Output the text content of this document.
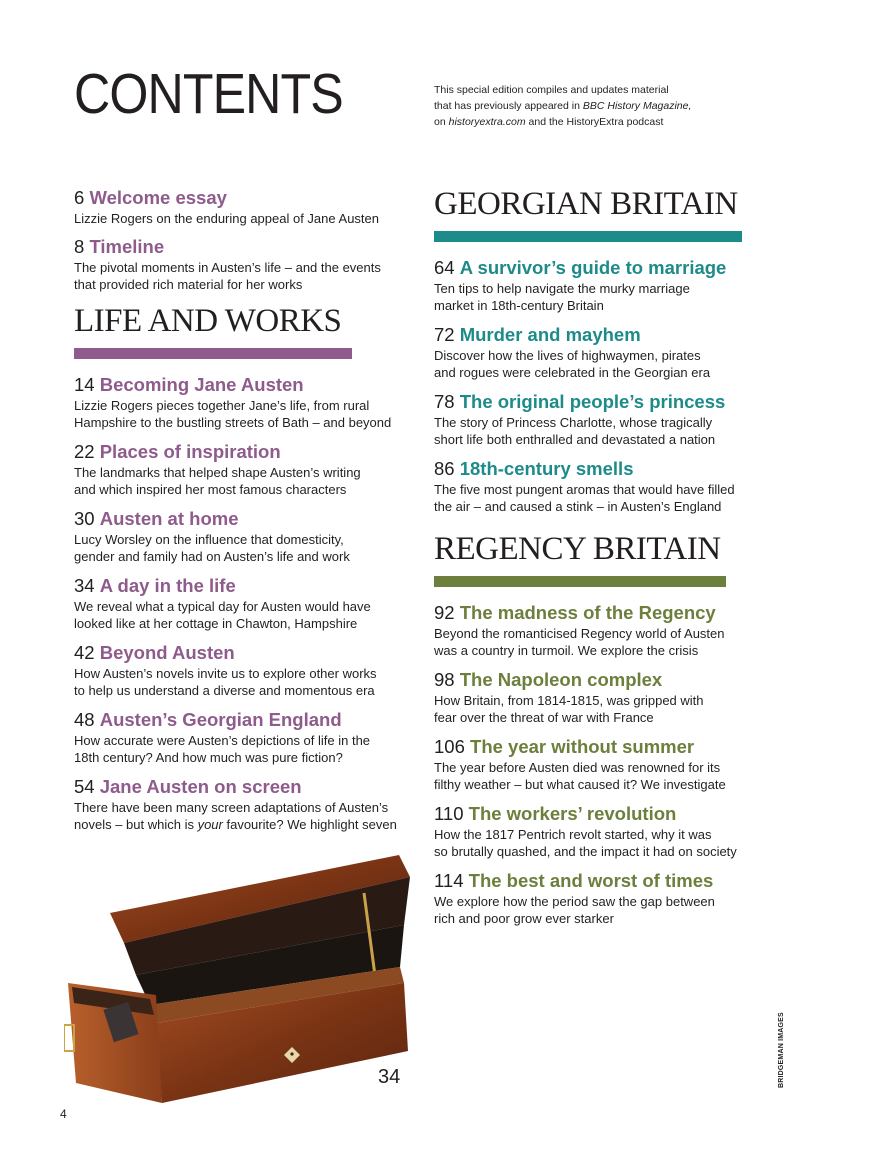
CONTENTS	This special edition compiles and updates material
that has previously appeared in BBC History Magazine,
on historyextra.com and the HistoryExtra podcast
6 Welcome essay
Lizzie Rogers on the enduring appeal of Jane Austen
8 Timeline
The pivotal moments in Austen’s life – and the events
that provided rich material for her works
LIFE AND WORKS
14 Becoming Jane Austen
Lizzie Rogers pieces together Jane’s life, from rural
Hampshire to the bustling streets of Bath – and beyond
22 Places of inspiration
The landmarks that helped shape Austen’s writing
and which inspired her most famous characters
30 Austen at home
Lucy Worsley on the influence that domesticity,
gender and family had on Austen’s life and work
34 A day in the life
We reveal what a typical day for Austen would have
looked like at her cottage in Chawton, Hampshire
42 Beyond Austen
How Austen’s novels invite us to explore other works
to help us understand a diverse and momentous era
48 Austen’s Georgian England
How accurate were Austen’s depictions of life in the
18th century? And how much was pure fiction?
54 Jane Austen on screen
There have been many screen adaptations of Austen’s
novels – but which is your favourite? We highlight seven
GEORGIAN BRITAIN
64 A survivor’s guide to marriage
Ten tips to help navigate the murky marriage
market in 18th-century Britain
72 Murder and mayhem
Discover how the lives of highwaymen, pirates
and rogues were celebrated in the Georgian era
78 The original people’s princess
The story of Princess Charlotte, whose tragically
short life both enthralled and devastated a nation
86 18th-century smells
The five most pungent aromas that would have filled
the air – and caused a stink – in Austen’s England
REGENCY BRITAIN
92 The madness of the Regency
Beyond the romanticised Regency world of Austen
was a country in turmoil. We explore the crisis
98 The Napoleon complex
How Britain, from 1814-1815, was gripped with
fear over the threat of war with France
106 The year without summer
The year before Austen died was renowned for its
filthy weather – but what caused it? We investigate
110 The workers’ revolution
How the 1817 Pentrich revolt started, why it was
so brutally quashed, and the impact it had on society
114 The best and worst of times
We explore how the period saw the gap between
rich and poor grow ever starker
34
4
BRIDGEMAN IMAGES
======
§ **What needs to be done**: Reproduce every record word for word. The copy must contain no pictures.

§ **Full answer**:
Output the text content of this document.
CONTENTS	This special edition compiles and updates material
that has previously appeared in BBC History Magazine,
on historyextra.com and the HistoryExtra podcast
6 Welcome essay
Lizzie Rogers on the enduring appeal of Jane Austen
8 Timeline
The pivotal moments in Austen’s life – and the events
that provided rich material for her works
LIFE AND WORKS
14 Becoming Jane Austen
Lizzie Rogers pieces together Jane’s life, from rural
Hampshire to the bustling streets of Bath – and beyond
22 Places of inspiration
The landmarks that helped shape Austen’s writing
and which inspired her most famous characters
30 Austen at home
Lucy Worsley on the influence that domesticity,
gender and family had on Austen’s life and work
34 A day in the life
We reveal what a typical day for Austen would have
looked like at her cottage in Chawton, Hampshire
42 Beyond Austen
How Austen’s novels invite us to explore other works
to help us understand a diverse and momentous era
48 Austen’s Georgian England
How accurate were Austen’s depictions of life in the
18th century? And how much was pure fiction?
54 Jane Austen on screen
There have been many screen adaptations of Austen’s
novels – but which is your favourite? We highlight seven
GEORGIAN BRITAIN
64 A survivor’s guide to marriage
Ten tips to help navigate the murky marriage
market in 18th-century Britain
72 Murder and mayhem
Discover how the lives of highwaymen, pirates
and rogues were celebrated in the Georgian era
78 The original people’s princess
The story of Princess Charlotte, whose tragically
short life both enthralled and devastated a nation
86 18th-century smells
The five most pungent aromas that would have filled
the air – and caused a stink – in Austen’s England
REGENCY BRITAIN
92 The madness of the Regency
Beyond the romanticised Regency world of Austen
was a country in turmoil. We explore the crisis
98 The Napoleon complex
How Britain, from 1814-1815, was gripped with
fear over the threat of war with France
106 The year without summer
The year before Austen died was renowned for its
filthy weather – but what caused it? We investigate
110 The workers’ revolution
How the 1817 Pentrich revolt started, why it was
so brutally quashed, and the impact it had on society
114 The best and worst of times
We explore how the period saw the gap between
rich and poor grow ever starker
34
4
BRIDGEMAN IMAGES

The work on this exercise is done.